# TASK PROMPT
Locate every line that holds the string "kitten" and copy it.

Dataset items
———
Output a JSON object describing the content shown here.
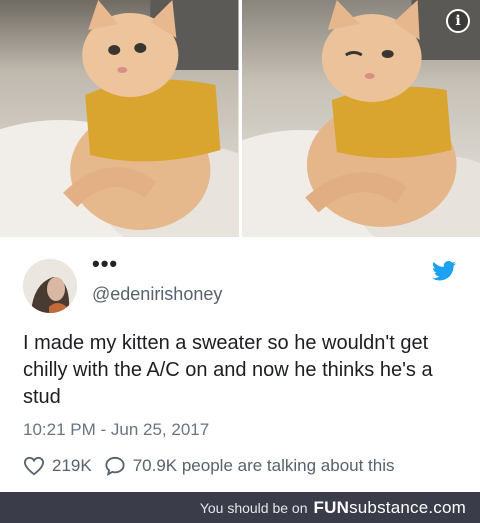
{
  "photos": [
    {
      "alt": "kitten-in-yellow-sweater-left"
    },
    {
      "alt": "kitten-in-yellow-sweater-right"
    }
  ],
  "tweet": {
    "name_placeholder": "•••",
    "handle": "@edenirishoney",
    "text": "I made my kitten a sweater so he wouldn't get chilly with the A/C on and now he thinks he's a stud",
    "timestamp": "10:21 PM - Jun 25, 2017",
    "likes": "219K",
    "replies": "70.9K people are talking about this"
  },
  "footer": {
    "prefix": "You should be on",
    "brand_bold": "FUN",
    "brand_rest": "substance.com"
  },
  "colors": {
    "twitter_blue": "#1da1f2",
    "footer_bg": "#3b3c4a",
    "sweater_yellow": "#d9a52e"
  }
}
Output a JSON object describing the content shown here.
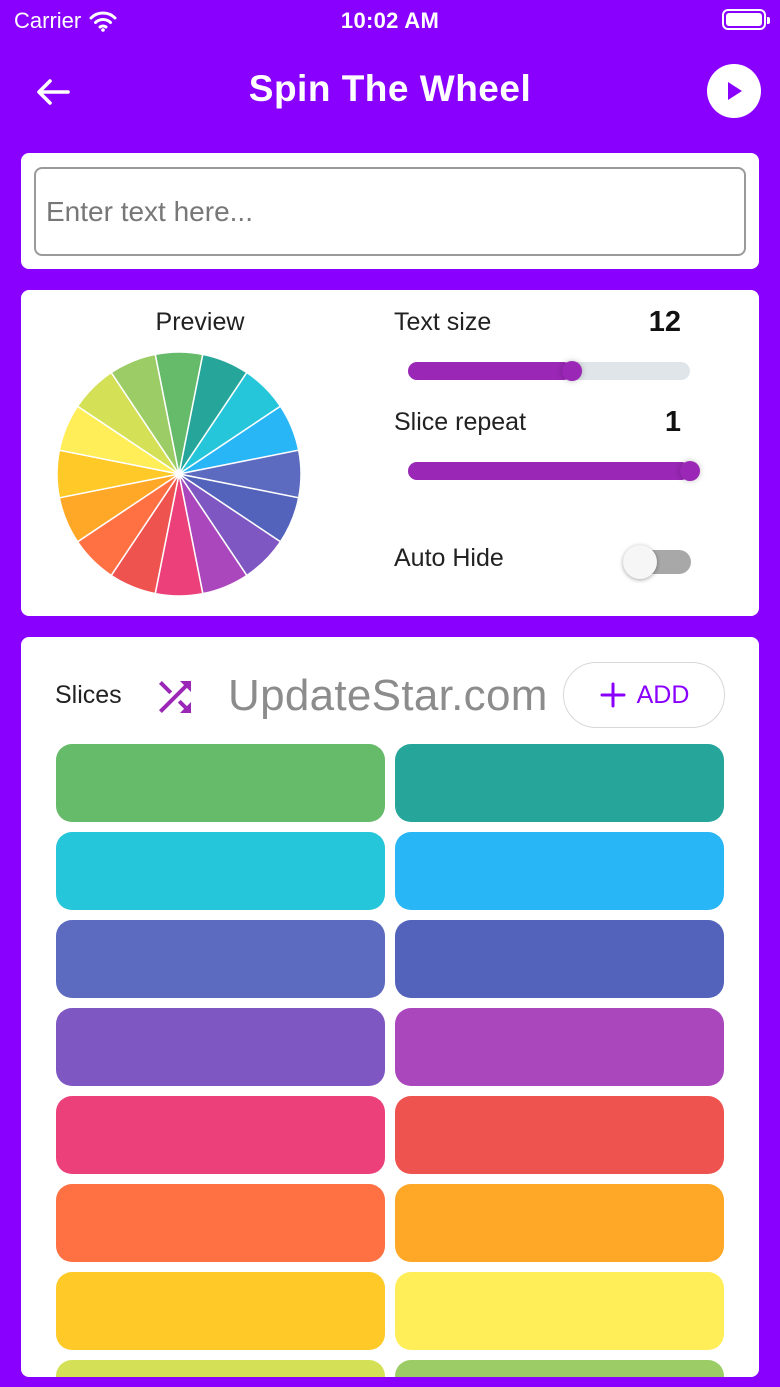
{
  "status": {
    "carrier": "Carrier",
    "time": "10:02 AM"
  },
  "header": {
    "title": "Spin The Wheel",
    "back_icon": "arrow-left-icon",
    "play_icon": "play-icon"
  },
  "input": {
    "placeholder": "Enter text here...",
    "value": ""
  },
  "preview": {
    "label": "Preview"
  },
  "settings": {
    "text_size_label": "Text size",
    "text_size_value": "12",
    "text_size_fraction": 0.58,
    "slice_repeat_label": "Slice repeat",
    "slice_repeat_value": "1",
    "slice_repeat_fraction": 1.0,
    "auto_hide_label": "Auto Hide",
    "auto_hide_on": false
  },
  "slices_section": {
    "label": "Slices",
    "shuffle_icon": "shuffle-icon",
    "watermark": "UpdateStar.com",
    "add_label": "ADD"
  },
  "slice_colors": [
    "#66BB6A",
    "#26A69A",
    "#26C6DA",
    "#29B6F6",
    "#5C6BC0",
    "#5363BB",
    "#7E57C2",
    "#AB47BC",
    "#EC407A",
    "#EF5350",
    "#FF7043",
    "#FFA726",
    "#FFCA28",
    "#FFEE58",
    "#D4E157",
    "#9CCC65"
  ],
  "wheel_colors": [
    "#66BB6A",
    "#26A69A",
    "#26C6DA",
    "#29B6F6",
    "#5C6BC0",
    "#5363BB",
    "#7E57C2",
    "#AB47BC",
    "#EC407A",
    "#EF5350",
    "#FF7043",
    "#FFA726",
    "#FFCA28",
    "#FFEE58",
    "#D4E157",
    "#9CCC65"
  ],
  "colors": {
    "primary": "#8A00FF",
    "slider": "#9A27B6"
  }
}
———
# TASK SOLUTION
      "alt": "kitten-in-yellow-sweater-left"
      "alt": "kitten-in-yellow-sweater-right"
    "text": "I made my kitten a sweater so he wouldn't get chilly with the A/C on and now he thinks he's a stud",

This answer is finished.